Extracted records:
- - - - - - -
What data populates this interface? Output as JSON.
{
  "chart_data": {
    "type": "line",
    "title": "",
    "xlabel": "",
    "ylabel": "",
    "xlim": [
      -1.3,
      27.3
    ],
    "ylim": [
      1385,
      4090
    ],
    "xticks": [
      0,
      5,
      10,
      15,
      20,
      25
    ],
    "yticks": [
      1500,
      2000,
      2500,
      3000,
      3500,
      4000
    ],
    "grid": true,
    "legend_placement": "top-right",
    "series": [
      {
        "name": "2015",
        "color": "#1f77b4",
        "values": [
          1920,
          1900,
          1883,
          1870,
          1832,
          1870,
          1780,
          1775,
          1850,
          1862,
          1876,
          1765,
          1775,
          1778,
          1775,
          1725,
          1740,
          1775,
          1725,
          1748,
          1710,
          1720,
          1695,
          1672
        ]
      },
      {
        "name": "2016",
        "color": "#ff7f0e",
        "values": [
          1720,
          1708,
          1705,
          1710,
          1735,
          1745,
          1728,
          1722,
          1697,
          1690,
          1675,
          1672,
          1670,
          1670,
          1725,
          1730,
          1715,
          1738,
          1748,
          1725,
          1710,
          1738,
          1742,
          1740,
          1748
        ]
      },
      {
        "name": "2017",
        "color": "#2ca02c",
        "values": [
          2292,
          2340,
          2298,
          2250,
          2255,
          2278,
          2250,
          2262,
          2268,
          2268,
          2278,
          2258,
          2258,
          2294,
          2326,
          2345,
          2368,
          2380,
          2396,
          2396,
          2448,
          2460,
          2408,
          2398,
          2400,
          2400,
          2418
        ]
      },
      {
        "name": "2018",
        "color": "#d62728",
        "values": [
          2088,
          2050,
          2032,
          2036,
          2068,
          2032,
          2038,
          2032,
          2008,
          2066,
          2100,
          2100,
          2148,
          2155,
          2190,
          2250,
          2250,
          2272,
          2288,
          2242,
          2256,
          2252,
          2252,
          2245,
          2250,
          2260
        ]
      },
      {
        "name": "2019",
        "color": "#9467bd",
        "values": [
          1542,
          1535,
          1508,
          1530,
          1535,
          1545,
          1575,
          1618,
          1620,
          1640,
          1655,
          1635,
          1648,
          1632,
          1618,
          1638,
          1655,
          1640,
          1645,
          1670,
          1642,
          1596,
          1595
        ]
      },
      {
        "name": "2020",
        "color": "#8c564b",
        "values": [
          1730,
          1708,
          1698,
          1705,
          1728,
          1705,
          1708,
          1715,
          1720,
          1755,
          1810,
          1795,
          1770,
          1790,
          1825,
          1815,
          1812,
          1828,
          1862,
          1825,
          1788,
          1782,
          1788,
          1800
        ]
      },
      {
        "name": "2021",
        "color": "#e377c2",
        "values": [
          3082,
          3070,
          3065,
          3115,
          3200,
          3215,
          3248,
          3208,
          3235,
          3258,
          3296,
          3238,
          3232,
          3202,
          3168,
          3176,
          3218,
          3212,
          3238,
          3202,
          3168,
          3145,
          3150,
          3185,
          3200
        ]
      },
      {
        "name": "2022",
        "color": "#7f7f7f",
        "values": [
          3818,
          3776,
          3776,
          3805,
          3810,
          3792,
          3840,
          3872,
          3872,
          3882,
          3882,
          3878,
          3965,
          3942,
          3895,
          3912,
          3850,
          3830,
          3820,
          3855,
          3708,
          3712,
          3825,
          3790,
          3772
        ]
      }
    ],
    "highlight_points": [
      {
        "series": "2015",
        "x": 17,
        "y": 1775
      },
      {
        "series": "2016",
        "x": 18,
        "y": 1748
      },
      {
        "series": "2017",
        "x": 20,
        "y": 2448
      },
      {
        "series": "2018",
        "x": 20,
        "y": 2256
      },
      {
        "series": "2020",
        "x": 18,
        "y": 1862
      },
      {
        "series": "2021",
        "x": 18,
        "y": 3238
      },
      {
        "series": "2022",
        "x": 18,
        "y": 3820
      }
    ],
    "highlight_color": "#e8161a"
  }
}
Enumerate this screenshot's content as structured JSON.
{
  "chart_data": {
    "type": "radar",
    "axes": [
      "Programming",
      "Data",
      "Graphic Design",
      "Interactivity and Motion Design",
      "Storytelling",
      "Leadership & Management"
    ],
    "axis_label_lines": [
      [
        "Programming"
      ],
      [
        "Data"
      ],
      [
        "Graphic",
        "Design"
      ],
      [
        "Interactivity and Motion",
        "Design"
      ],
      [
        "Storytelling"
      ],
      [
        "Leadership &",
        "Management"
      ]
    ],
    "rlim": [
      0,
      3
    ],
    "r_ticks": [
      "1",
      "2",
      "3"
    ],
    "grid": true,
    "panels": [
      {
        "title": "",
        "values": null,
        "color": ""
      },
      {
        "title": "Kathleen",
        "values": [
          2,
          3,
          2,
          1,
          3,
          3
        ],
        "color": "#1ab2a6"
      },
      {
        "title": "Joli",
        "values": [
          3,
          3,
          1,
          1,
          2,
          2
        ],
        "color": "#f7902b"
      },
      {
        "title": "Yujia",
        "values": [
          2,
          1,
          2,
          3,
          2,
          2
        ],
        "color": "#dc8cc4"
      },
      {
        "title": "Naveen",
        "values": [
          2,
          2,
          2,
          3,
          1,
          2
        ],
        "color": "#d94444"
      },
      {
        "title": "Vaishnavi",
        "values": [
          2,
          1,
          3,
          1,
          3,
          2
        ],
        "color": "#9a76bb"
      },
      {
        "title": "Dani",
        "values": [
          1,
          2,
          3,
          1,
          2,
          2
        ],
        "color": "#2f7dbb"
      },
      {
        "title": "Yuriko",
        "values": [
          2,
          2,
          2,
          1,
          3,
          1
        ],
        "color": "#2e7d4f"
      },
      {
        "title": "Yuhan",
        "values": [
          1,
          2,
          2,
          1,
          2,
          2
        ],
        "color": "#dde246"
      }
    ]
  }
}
- - - - - - -
◆ **Directive**:
Write out the entries above once more, without altering anything.

◆ **Task output**:
What data populates this interface? Output as JSON.
{
  "chart_data": {
    "type": "line",
    "title": "",
    "xlabel": "",
    "ylabel": "",
    "xlim": [
      -1.3,
      27.3
    ],
    "ylim": [
      1385,
      4090
    ],
    "xticks": [
      0,
      5,
      10,
      15,
      20,
      25
    ],
    "yticks": [
      1500,
      2000,
      2500,
      3000,
      3500,
      4000
    ],
    "grid": true,
    "legend_placement": "top-right",
    "series": [
      {
        "name": "2015",
        "color": "#1f77b4",
        "values": [
          1920,
          1900,
          1883,
          1870,
          1832,
          1870,
          1780,
          1775,
          1850,
          1862,
          1876,
          1765,
          1775,
          1778,
          1775,
          1725,
          1740,
          1775,
          1725,
          1748,
          1710,
          1720,
          1695,
          1672
        ]
      },
      {
        "name": "2016",
        "color": "#ff7f0e",
        "values": [
          1720,
          1708,
          1705,
          1710,
          1735,
          1745,
          1728,
          1722,
          1697,
          1690,
          1675,
          1672,
          1670,
          1670,
          1725,
          1730,
          1715,
          1738,
          1748,
          1725,
          1710,
          1738,
          1742,
          1740,
          1748
        ]
      },
      {
        "name": "2017",
        "color": "#2ca02c",
        "values": [
          2292,
          2340,
          2298,
          2250,
          2255,
          2278,
          2250,
          2262,
          2268,
          2268,
          2278,
          2258,
          2258,
          2294,
          2326,
          2345,
          2368,
          2380,
          2396,
          2396,
          2448,
          2460,
          2408,
          2398,
          2400,
          2400,
          2418
        ]
      },
      {
        "name": "2018",
        "color": "#d62728",
        "values": [
          2088,
          2050,
          2032,
          2036,
          2068,
          2032,
          2038,
          2032,
          2008,
          2066,
          2100,
          2100,
          2148,
          2155,
          2190,
          2250,
          2250,
          2272,
          2288,
          2242,
          2256,
          2252,
          2252,
          2245,
          2250,
          2260
        ]
      },
      {
        "name": "2019",
        "color": "#9467bd",
        "values": [
          1542,
          1535,
          1508,
          1530,
          1535,
          1545,
          1575,
          1618,
          1620,
          1640,
          1655,
          1635,
          1648,
          1632,
          1618,
          1638,
          1655,
          1640,
          1645,
          1670,
          1642,
          1596,
          1595
        ]
      },
      {
        "name": "2020",
        "color": "#8c564b",
        "values": [
          1730,
          1708,
          1698,
          1705,
          1728,
          1705,
          1708,
          1715,
          1720,
          1755,
          1810,
          1795,
          1770,
          1790,
          1825,
          1815,
          1812,
          1828,
          1862,
          1825,
          1788,
          1782,
          1788,
          1800
        ]
      },
      {
        "name": "2021",
        "color": "#e377c2",
        "values": [
          3082,
          3070,
          3065,
          3115,
          3200,
          3215,
          3248,
          3208,
          3235,
          3258,
          3296,
          3238,
          3232,
          3202,
          3168,
          3176,
          3218,
          3212,
          3238,
          3202,
          3168,
          3145,
          3150,
          3185,
          3200
        ]
      },
      {
        "name": "2022",
        "color": "#7f7f7f",
        "values": [
          3818,
          3776,
          3776,
          3805,
          3810,
          3792,
          3840,
          3872,
          3872,
          3882,
          3882,
          3878,
          3965,
          3942,
          3895,
          3912,
          3850,
          3830,
          3820,
          3855,
          3708,
          3712,
          3825,
          3790,
          3772
        ]
      }
    ],
    "highlight_points": [
      {
        "series": "2015",
        "x": 17,
        "y": 1775
      },
      {
        "series": "2016",
        "x": 18,
        "y": 1748
      },
      {
        "series": "2017",
        "x": 20,
        "y": 2448
      },
      {
        "series": "2018",
        "x": 20,
        "y": 2256
      },
      {
        "series": "2020",
        "x": 18,
        "y": 1862
      },
      {
        "series": "2021",
        "x": 18,
        "y": 3238
      },
      {
        "series": "2022",
        "x": 18,
        "y": 3820
      }
    ],
    "highlight_color": "#e8161a"
  }
}
Enumerate this screenshot's content as structured JSON.
{
  "chart_data": {
    "type": "radar",
    "axes": [
      "Programming",
      "Data",
      "Graphic Design",
      "Interactivity and Motion Design",
      "Storytelling",
      "Leadership & Management"
    ],
    "axis_label_lines": [
      [
        "Programming"
      ],
      [
        "Data"
      ],
      [
        "Graphic",
        "Design"
      ],
      [
        "Interactivity and Motion",
        "Design"
      ],
      [
        "Storytelling"
      ],
      [
        "Leadership &",
        "Management"
      ]
    ],
    "rlim": [
      0,
      3
    ],
    "r_ticks": [
      "1",
      "2",
      "3"
    ],
    "grid": true,
    "panels": [
      {
        "title": "",
        "values": null,
        "color": ""
      },
      {
        "title": "Kathleen",
        "values": [
          2,
          3,
          2,
          1,
          3,
          3
        ],
        "color": "#1ab2a6"
      },
      {
        "title": "Joli",
        "values": [
          3,
          3,
          1,
          1,
          2,
          2
        ],
        "color": "#f7902b"
      },
      {
        "title": "Yujia",
        "values": [
          2,
          1,
          2,
          3,
          2,
          2
        ],
        "color": "#dc8cc4"
      },
      {
        "title": "Naveen",
        "values": [
          2,
          2,
          2,
          3,
          1,
          2
        ],
        "color": "#d94444"
      },
      {
        "title": "Vaishnavi",
        "values": [
          2,
          1,
          3,
          1,
          3,
          2
        ],
        "color": "#9a76bb"
      },
      {
        "title": "Dani",
        "values": [
          1,
          2,
          3,
          1,
          2,
          2
        ],
        "color": "#2f7dbb"
      },
      {
        "title": "Yuriko",
        "values": [
          2,
          2,
          2,
          1,
          3,
          1
        ],
        "color": "#2e7d4f"
      },
      {
        "title": "Yuhan",
        "values": [
          1,
          2,
          2,
          1,
          2,
          2
        ],
        "color": "#dde246"
      }
    ]
  }
}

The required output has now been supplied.